(begin)

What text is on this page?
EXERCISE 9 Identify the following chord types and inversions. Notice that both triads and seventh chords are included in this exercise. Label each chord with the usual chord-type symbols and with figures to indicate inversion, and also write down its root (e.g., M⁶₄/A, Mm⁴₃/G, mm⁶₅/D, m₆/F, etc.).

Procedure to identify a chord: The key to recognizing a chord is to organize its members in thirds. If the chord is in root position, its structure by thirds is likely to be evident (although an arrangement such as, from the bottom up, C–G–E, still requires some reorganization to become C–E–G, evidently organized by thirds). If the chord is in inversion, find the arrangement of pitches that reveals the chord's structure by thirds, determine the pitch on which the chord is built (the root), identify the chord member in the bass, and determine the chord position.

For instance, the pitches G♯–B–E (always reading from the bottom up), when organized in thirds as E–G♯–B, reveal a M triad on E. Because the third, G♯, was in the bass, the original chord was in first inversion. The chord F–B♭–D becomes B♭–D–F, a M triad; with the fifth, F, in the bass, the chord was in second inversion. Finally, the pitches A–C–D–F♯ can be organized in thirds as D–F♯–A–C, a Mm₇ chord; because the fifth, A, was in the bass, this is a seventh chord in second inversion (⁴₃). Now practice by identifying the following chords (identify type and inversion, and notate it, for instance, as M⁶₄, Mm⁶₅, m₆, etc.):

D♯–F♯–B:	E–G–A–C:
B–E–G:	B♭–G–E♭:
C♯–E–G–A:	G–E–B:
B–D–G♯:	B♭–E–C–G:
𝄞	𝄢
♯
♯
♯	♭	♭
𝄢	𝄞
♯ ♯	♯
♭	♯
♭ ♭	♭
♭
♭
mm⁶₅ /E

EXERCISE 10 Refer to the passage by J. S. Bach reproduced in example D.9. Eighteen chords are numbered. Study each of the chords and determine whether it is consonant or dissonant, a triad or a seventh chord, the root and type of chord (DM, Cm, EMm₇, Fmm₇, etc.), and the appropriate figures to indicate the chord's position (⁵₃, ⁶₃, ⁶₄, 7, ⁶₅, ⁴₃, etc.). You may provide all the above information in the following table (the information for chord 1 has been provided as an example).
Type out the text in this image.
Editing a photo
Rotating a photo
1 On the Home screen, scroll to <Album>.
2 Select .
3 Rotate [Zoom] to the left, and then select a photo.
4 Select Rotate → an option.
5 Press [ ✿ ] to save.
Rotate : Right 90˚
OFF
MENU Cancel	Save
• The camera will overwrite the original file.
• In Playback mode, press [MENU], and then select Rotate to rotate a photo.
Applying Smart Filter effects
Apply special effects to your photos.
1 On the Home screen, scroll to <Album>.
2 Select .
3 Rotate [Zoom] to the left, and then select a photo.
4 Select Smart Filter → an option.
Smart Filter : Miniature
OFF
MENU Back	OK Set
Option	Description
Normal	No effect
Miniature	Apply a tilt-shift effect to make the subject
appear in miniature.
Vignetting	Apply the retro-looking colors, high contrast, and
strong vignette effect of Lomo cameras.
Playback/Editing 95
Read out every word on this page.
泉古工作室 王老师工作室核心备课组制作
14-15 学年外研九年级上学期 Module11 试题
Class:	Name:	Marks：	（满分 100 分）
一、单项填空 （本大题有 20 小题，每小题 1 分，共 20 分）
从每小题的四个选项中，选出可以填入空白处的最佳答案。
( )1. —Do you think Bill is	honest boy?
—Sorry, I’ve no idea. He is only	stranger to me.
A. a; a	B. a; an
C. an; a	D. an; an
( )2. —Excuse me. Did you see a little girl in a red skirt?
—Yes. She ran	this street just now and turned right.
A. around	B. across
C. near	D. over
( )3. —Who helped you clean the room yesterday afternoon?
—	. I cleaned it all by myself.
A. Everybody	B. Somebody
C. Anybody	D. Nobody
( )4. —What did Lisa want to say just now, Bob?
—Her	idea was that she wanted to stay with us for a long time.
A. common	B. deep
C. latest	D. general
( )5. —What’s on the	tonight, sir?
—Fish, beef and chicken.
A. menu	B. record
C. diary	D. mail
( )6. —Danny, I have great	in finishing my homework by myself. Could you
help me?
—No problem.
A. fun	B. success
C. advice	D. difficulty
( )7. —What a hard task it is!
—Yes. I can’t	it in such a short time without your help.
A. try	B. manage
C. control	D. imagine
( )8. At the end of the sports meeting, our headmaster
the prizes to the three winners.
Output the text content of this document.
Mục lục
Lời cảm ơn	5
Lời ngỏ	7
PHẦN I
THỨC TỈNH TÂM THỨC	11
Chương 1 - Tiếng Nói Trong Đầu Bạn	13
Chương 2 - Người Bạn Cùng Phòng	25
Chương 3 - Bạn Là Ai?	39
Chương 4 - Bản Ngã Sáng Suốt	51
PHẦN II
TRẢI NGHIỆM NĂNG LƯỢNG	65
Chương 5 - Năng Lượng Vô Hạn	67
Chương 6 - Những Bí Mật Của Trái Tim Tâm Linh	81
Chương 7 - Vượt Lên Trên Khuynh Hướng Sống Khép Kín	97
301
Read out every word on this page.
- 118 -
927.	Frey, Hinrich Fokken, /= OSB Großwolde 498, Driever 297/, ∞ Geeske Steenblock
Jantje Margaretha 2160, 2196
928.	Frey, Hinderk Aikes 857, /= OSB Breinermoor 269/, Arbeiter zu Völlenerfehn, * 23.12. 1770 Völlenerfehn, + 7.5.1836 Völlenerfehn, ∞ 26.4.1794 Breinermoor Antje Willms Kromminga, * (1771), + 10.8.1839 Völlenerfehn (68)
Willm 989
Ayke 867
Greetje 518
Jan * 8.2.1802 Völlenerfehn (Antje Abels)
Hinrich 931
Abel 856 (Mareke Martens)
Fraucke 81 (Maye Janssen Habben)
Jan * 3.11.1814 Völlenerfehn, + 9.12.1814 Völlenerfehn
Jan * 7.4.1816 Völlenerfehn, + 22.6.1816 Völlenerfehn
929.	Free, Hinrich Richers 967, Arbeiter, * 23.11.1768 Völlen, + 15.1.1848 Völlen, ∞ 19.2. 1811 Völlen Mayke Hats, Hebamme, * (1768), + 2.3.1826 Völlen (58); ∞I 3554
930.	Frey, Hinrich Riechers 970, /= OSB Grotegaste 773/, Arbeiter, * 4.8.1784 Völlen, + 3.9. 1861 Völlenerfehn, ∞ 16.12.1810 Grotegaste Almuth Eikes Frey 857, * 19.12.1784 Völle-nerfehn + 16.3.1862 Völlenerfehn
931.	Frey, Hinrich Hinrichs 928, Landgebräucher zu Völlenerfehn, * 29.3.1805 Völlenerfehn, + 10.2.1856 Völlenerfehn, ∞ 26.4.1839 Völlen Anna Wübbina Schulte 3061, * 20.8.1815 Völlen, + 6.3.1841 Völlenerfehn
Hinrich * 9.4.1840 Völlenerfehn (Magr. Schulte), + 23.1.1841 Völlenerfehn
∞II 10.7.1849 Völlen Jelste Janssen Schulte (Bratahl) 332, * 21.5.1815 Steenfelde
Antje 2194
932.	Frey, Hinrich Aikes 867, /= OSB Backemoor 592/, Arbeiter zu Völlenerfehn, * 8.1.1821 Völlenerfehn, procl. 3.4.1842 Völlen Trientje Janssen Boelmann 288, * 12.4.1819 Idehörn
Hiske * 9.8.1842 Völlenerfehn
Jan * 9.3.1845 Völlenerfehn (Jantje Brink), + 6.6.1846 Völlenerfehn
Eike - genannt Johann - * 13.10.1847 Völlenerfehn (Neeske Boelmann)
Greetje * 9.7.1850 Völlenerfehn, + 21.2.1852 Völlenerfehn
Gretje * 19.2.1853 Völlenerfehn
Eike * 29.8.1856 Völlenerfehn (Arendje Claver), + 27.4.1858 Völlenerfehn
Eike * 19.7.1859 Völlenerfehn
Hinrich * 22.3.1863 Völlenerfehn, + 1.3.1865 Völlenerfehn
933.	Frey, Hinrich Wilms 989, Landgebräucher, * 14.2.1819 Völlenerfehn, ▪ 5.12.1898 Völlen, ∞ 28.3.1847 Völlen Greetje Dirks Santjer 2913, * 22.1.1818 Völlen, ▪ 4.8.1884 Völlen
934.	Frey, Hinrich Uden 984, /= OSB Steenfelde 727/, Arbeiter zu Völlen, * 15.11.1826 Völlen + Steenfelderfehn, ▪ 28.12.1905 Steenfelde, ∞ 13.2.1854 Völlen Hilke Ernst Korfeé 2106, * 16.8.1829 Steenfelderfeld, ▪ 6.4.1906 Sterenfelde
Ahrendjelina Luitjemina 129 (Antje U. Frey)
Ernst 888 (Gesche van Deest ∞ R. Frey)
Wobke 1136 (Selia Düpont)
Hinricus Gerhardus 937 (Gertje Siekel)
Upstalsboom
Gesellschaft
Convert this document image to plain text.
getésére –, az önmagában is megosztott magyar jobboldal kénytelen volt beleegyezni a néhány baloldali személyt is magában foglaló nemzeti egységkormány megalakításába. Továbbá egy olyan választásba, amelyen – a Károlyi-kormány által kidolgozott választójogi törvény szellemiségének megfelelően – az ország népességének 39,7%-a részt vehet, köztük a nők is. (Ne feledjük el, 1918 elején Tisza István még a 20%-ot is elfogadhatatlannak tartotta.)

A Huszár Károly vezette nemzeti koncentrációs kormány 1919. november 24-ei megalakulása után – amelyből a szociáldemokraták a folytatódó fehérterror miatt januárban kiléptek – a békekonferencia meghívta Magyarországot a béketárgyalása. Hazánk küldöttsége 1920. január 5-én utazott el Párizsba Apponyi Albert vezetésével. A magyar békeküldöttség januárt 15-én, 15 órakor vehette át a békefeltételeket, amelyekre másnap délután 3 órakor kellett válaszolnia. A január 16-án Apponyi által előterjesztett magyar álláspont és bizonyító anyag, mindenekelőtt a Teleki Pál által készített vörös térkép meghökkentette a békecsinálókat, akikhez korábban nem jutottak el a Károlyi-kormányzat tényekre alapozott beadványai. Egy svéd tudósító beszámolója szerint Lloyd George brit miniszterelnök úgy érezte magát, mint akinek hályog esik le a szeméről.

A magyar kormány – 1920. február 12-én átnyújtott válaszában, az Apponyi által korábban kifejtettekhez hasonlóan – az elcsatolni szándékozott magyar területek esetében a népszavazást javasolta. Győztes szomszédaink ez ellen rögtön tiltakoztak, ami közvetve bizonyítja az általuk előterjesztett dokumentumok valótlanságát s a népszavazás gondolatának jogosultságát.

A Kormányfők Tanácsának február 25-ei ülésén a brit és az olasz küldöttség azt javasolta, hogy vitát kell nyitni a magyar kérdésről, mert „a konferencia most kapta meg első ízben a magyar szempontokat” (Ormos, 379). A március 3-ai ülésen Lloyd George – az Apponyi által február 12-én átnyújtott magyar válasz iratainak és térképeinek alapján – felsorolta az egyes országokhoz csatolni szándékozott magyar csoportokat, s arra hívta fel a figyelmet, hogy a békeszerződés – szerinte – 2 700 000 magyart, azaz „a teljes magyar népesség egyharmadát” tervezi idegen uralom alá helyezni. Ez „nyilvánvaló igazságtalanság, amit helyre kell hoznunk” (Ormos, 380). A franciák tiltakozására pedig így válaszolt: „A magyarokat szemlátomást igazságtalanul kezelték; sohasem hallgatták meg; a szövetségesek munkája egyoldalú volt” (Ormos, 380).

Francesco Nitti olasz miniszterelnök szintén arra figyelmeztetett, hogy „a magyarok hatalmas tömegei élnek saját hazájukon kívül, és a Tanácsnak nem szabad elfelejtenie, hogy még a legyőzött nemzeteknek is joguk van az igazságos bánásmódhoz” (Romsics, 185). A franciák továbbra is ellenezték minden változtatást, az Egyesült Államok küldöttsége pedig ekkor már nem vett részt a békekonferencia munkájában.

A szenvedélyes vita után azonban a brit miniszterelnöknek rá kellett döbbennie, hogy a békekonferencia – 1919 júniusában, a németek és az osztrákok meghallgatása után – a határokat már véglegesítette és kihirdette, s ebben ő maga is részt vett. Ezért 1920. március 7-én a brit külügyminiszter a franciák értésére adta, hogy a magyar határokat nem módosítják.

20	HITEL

(end)

## What you are asked to do
All lines of the data above that include the word "just" must be shown.

## Exercise solution
—Yes. She ran	this street just now and turned right.
( )4. —What did Lisa want to say just now, Bob?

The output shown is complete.